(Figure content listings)
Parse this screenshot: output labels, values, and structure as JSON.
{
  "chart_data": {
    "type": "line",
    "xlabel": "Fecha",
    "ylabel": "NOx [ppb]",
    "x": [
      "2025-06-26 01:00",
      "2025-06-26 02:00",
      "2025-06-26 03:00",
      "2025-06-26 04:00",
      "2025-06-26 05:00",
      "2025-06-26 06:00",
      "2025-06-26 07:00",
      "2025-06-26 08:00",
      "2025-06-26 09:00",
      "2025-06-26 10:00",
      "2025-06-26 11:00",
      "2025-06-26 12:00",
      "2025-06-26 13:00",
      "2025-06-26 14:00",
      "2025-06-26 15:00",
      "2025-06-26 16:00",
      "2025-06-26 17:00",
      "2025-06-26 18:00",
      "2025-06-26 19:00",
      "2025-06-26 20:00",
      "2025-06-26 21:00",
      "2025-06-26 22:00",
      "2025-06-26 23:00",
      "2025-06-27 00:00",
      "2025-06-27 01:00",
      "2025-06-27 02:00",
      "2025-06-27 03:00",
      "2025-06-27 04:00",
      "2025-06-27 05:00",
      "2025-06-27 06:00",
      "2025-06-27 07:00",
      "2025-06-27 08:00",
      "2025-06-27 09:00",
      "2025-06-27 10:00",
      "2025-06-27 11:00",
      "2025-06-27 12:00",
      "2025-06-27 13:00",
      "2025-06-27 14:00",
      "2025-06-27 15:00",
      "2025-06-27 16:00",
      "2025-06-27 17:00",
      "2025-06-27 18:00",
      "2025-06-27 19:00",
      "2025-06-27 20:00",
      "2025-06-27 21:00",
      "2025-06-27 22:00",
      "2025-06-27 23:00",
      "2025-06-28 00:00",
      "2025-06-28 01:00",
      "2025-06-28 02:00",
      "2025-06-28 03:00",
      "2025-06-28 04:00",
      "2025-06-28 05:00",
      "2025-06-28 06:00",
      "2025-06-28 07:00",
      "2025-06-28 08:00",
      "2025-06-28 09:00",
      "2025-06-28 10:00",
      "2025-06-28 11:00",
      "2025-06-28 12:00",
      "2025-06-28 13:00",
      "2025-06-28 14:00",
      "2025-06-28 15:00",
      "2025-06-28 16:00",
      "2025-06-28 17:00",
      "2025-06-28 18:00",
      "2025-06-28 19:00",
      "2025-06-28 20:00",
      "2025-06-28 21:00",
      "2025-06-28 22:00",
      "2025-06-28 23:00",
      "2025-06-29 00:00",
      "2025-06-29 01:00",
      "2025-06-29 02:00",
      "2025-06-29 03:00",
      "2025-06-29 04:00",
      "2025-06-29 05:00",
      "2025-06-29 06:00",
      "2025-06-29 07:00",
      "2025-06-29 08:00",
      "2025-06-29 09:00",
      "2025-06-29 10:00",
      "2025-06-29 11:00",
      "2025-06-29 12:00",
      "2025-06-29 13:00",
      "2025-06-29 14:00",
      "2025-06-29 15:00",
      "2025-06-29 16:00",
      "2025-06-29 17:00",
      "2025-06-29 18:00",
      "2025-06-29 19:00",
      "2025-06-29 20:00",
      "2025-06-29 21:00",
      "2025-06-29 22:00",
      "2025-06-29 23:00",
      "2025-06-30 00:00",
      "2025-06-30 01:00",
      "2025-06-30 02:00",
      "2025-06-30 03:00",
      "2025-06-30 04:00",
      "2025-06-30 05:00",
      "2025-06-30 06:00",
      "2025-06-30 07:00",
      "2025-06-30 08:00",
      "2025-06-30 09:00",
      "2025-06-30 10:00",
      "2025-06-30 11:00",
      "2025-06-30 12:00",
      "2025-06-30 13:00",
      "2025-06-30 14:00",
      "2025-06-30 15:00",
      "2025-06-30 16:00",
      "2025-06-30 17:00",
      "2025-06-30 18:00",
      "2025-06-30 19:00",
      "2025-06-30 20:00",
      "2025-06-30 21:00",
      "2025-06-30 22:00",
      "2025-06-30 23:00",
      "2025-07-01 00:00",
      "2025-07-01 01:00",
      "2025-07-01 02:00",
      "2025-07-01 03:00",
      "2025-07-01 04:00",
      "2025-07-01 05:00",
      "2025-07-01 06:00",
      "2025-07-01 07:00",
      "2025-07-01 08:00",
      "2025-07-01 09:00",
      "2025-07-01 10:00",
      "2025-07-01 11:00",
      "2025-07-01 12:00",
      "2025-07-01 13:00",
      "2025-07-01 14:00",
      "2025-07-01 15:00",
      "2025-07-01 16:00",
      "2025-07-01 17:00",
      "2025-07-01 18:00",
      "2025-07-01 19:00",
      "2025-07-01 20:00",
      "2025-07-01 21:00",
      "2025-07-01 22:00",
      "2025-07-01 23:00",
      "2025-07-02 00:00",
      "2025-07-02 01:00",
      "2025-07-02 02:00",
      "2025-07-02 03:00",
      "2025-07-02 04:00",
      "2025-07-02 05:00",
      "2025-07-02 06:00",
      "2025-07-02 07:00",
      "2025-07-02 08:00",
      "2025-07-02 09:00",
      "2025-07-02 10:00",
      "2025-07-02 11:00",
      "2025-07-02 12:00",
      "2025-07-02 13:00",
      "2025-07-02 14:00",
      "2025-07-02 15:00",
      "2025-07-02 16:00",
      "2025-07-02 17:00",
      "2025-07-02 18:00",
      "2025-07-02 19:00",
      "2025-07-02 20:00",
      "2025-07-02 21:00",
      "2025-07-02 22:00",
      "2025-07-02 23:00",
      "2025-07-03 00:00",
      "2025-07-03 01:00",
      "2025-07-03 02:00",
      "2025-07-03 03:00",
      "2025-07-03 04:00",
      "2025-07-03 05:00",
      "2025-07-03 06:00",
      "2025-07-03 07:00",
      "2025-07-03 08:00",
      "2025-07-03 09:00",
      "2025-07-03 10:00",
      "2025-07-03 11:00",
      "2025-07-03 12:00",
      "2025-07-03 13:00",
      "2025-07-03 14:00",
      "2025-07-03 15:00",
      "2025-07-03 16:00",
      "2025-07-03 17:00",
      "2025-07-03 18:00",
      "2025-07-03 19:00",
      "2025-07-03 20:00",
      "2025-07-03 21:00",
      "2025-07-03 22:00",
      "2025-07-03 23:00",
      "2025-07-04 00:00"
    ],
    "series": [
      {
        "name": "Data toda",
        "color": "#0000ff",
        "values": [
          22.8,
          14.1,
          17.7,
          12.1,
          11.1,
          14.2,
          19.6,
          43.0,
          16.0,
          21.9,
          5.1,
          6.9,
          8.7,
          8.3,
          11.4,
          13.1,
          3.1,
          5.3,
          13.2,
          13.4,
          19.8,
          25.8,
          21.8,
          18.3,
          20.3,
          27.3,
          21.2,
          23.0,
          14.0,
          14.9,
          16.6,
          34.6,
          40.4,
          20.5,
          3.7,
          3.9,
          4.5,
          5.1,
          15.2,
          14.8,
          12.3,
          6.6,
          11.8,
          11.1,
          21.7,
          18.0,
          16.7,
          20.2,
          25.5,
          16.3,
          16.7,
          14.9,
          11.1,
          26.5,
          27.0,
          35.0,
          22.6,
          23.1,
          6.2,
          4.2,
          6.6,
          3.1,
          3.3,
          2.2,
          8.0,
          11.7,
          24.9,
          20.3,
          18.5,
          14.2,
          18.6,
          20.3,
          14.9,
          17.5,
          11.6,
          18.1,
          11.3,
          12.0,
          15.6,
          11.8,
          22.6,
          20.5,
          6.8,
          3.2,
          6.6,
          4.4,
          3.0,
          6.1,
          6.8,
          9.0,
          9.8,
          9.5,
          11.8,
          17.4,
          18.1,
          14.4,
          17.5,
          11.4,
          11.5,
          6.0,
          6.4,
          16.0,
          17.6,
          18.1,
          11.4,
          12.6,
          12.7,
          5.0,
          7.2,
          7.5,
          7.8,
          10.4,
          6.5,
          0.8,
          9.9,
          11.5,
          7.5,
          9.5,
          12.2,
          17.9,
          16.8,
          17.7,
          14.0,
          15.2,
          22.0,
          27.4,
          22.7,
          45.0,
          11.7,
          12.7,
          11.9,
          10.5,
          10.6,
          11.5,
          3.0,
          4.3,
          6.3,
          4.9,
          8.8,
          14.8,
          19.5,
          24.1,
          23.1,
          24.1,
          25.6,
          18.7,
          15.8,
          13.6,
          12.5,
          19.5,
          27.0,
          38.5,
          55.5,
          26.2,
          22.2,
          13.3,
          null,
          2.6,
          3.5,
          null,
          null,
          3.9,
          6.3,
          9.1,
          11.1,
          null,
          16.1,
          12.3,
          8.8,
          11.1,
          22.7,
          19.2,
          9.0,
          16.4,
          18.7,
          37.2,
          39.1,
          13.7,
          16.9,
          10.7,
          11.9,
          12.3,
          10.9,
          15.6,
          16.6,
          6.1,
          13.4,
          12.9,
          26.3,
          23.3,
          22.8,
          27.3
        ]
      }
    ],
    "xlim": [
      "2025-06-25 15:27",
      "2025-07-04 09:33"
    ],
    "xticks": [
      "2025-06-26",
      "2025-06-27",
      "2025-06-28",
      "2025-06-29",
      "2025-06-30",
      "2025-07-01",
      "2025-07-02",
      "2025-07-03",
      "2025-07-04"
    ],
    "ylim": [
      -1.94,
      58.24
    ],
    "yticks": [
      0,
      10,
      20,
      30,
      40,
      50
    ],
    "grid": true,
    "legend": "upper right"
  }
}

--

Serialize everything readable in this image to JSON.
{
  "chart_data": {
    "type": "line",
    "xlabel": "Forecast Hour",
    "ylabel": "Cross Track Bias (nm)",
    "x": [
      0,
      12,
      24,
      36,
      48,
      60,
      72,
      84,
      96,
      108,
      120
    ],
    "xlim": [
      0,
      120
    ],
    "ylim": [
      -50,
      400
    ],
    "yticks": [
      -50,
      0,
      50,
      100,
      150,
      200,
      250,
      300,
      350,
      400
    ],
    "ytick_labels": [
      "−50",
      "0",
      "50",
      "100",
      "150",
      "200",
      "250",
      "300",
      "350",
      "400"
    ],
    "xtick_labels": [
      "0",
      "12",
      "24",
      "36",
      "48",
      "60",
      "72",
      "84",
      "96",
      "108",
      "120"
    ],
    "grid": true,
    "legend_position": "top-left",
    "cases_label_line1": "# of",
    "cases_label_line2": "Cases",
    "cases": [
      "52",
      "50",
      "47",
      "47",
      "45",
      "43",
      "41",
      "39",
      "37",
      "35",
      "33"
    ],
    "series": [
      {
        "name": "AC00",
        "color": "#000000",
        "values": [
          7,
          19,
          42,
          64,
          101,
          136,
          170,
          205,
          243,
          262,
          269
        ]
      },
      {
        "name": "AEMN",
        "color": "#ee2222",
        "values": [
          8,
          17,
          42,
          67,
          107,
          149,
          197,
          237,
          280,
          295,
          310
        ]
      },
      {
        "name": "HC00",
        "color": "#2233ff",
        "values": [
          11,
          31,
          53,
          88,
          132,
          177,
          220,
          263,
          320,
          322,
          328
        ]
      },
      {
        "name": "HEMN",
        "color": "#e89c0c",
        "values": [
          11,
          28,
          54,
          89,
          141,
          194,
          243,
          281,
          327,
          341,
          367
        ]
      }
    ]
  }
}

* * *

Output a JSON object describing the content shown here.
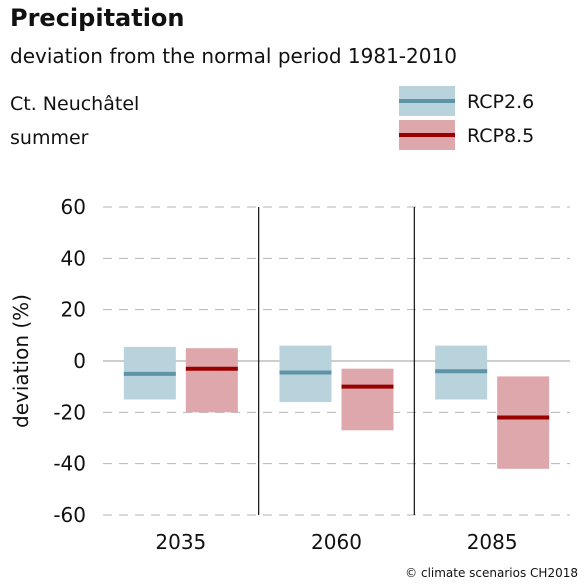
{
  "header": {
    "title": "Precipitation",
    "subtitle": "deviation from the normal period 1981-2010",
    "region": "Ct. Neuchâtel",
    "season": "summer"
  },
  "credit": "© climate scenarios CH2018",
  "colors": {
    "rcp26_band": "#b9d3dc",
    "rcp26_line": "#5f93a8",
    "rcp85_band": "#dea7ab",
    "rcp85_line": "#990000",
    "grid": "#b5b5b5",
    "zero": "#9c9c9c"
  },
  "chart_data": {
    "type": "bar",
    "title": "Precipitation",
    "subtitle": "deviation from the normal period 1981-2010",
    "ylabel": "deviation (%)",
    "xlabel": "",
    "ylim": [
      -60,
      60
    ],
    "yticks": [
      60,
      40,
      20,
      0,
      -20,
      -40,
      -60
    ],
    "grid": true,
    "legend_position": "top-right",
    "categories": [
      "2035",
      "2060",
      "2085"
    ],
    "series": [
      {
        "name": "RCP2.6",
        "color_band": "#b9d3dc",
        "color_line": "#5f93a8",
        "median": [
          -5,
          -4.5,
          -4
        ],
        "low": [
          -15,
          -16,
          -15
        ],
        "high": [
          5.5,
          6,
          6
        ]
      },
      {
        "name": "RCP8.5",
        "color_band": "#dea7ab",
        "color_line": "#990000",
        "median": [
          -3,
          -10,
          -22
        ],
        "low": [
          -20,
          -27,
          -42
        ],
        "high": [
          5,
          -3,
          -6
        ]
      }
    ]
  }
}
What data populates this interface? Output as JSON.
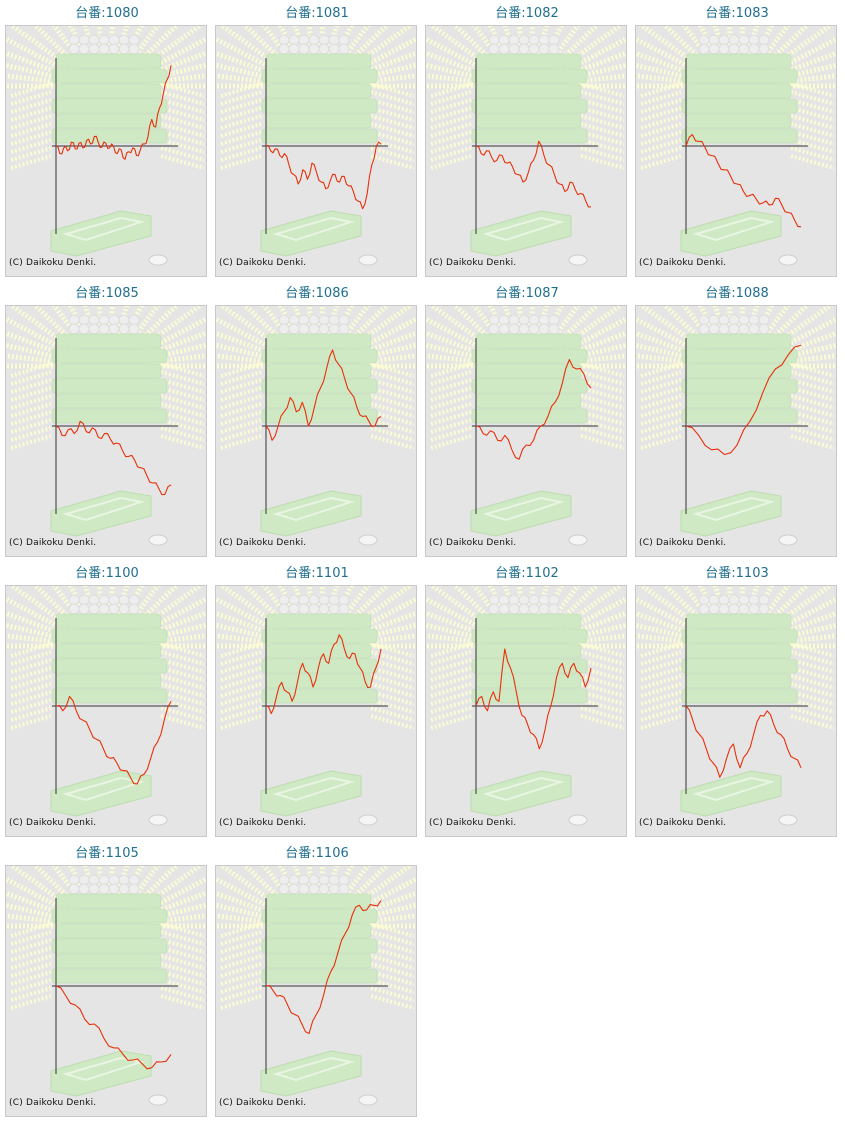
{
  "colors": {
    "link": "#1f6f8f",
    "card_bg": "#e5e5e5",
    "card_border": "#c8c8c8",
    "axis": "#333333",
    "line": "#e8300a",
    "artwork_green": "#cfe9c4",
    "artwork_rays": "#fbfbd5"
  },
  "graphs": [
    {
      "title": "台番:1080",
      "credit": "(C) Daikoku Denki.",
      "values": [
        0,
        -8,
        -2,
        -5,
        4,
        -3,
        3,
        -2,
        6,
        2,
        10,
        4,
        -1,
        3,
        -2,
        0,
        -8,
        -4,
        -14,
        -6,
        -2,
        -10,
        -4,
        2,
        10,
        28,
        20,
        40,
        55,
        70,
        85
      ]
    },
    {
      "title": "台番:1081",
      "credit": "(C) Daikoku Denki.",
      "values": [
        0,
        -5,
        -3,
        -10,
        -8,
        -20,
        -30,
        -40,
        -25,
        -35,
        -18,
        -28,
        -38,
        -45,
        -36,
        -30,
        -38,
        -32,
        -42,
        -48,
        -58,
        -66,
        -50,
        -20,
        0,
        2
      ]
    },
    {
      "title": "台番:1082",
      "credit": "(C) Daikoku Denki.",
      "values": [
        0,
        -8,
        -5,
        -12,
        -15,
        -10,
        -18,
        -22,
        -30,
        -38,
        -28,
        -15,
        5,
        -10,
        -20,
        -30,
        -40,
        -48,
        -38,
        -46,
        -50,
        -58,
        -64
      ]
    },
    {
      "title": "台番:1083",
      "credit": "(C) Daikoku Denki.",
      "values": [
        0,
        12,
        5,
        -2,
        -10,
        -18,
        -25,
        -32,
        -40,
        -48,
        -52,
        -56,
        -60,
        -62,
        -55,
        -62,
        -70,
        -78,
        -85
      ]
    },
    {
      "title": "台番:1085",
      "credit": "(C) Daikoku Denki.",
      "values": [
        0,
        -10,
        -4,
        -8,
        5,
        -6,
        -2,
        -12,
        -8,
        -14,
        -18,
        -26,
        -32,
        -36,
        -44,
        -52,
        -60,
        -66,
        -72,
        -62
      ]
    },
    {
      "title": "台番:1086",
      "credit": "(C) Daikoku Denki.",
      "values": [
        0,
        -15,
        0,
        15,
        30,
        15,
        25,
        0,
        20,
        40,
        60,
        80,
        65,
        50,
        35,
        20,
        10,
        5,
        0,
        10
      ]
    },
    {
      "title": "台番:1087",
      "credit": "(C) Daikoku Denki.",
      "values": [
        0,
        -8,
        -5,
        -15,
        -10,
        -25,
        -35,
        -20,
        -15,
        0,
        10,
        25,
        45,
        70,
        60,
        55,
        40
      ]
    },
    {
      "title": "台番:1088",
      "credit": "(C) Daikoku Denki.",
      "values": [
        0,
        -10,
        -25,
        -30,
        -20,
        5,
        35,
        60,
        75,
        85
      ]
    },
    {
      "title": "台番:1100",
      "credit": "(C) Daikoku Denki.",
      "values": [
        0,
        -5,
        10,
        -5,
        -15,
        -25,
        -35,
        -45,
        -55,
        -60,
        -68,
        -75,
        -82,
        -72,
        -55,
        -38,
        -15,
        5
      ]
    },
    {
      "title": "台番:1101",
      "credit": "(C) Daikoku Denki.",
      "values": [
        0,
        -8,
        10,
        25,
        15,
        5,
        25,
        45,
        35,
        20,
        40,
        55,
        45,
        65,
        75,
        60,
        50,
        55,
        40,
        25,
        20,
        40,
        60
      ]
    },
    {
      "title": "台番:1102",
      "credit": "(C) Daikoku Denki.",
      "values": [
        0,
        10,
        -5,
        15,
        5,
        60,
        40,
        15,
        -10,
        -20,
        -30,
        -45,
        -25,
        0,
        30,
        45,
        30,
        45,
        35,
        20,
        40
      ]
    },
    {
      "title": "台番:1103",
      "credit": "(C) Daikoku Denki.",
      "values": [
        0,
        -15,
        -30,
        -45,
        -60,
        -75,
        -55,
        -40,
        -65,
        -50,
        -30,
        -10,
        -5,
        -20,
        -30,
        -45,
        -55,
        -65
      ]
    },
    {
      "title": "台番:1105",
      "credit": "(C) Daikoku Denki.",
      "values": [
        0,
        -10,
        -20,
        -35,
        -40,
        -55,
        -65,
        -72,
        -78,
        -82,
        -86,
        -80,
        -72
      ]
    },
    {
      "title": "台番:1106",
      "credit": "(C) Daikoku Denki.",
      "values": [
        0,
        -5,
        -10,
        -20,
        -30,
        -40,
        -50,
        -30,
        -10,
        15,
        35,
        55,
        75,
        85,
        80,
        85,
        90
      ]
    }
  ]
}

**WRITTEN TASK**:
Pull every line containing the word "xlabel" out of the material.

**WRITTEN REPLY**:
    "xlabel": "Fecha",
    "xlabel": "Forecast Hour",
    "xlabel": "",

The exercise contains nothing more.